■ GIVEN PROBLEM: Repeat the listing word for word. No pictures belong in the copy.

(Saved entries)
------------------------------------------------

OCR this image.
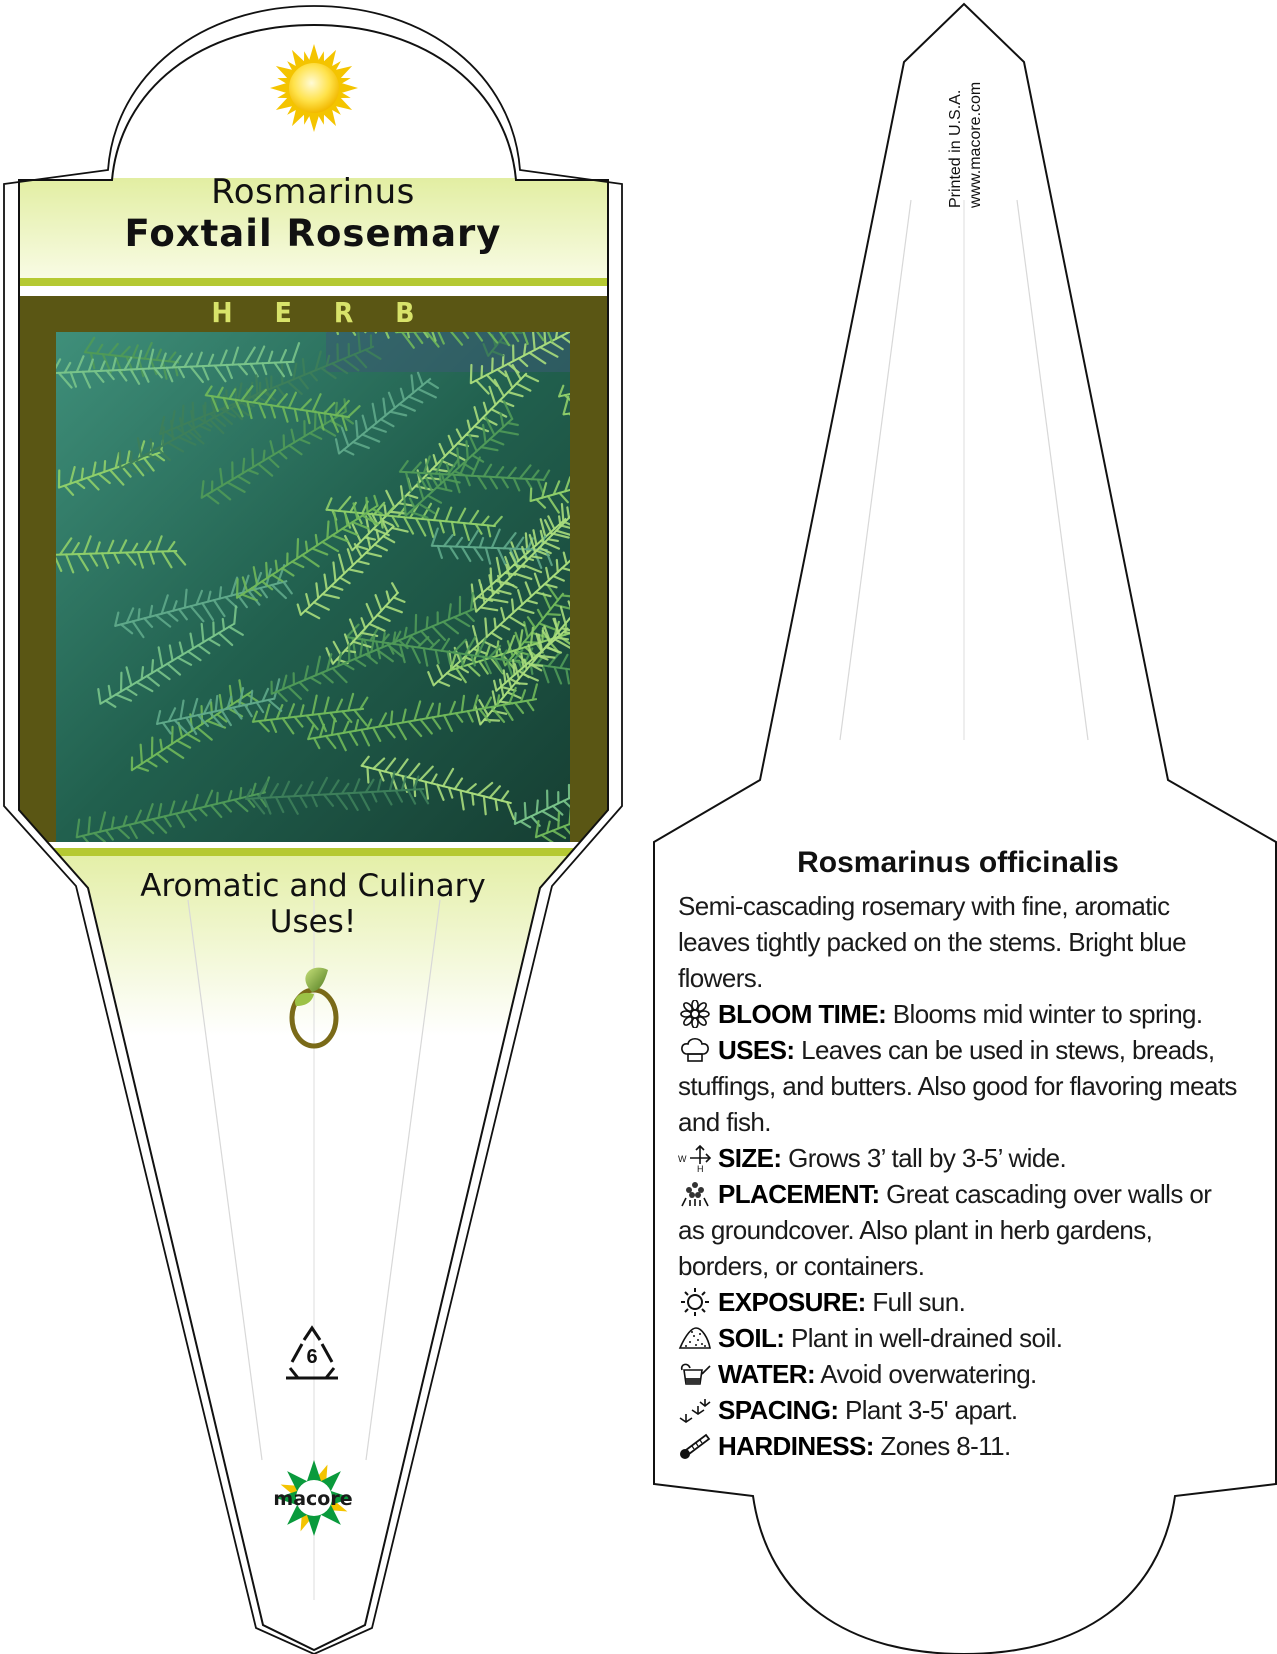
Rosmarinus
Foxtail Rosemary
HERB
Aromatic and Culinary Uses!
6
macore
Printed in U.S.A. www.macore.com
Rosmarinus officinalis
Semi-cascading rosemary with fine, aromatic leaves tightly packed on the stems. Bright blue flowers.
BLOOM TIME: Blooms mid winter to spring.
USES: Leaves can be used in stews, breads, stuffings, and butters. Also good for flavoring meats and fish.
W
H SIZE: Grows 3’ tall by 3-5’ wide.
PLACEMENT: Great cascading over walls or as groundcover. Also plant in herb gardens, borders, or containers.
EXPOSURE: Full sun.
SOIL: Plant in well-drained soil.
WATER: Avoid overwatering.
SPACING: Plant 3-5' apart.
HARDINESS: Zones 8-11.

------------------------------------------------

■ SOLUTION TO THIS PROBLEM:
OCR this image.
Rosmarinus
Foxtail Rosemary
HERB
Aromatic and Culinary Uses!
6
macore
Printed in U.S.A. www.macore.com
Rosmarinus officinalis
Semi-cascading rosemary with fine, aromatic leaves tightly packed on the stems. Bright blue flowers.
BLOOM TIME: Blooms mid winter to spring.
USES: Leaves can be used in stews, breads, stuffings, and butters. Also good for flavoring meats and fish.
W
H SIZE: Grows 3’ tall by 3-5’ wide.
PLACEMENT: Great cascading over walls or as groundcover. Also plant in herb gardens, borders, or containers.
EXPOSURE: Full sun.
SOIL: Plant in well-drained soil.
WATER: Avoid overwatering.
SPACING: Plant 3-5' apart.
HARDINESS: Zones 8-11.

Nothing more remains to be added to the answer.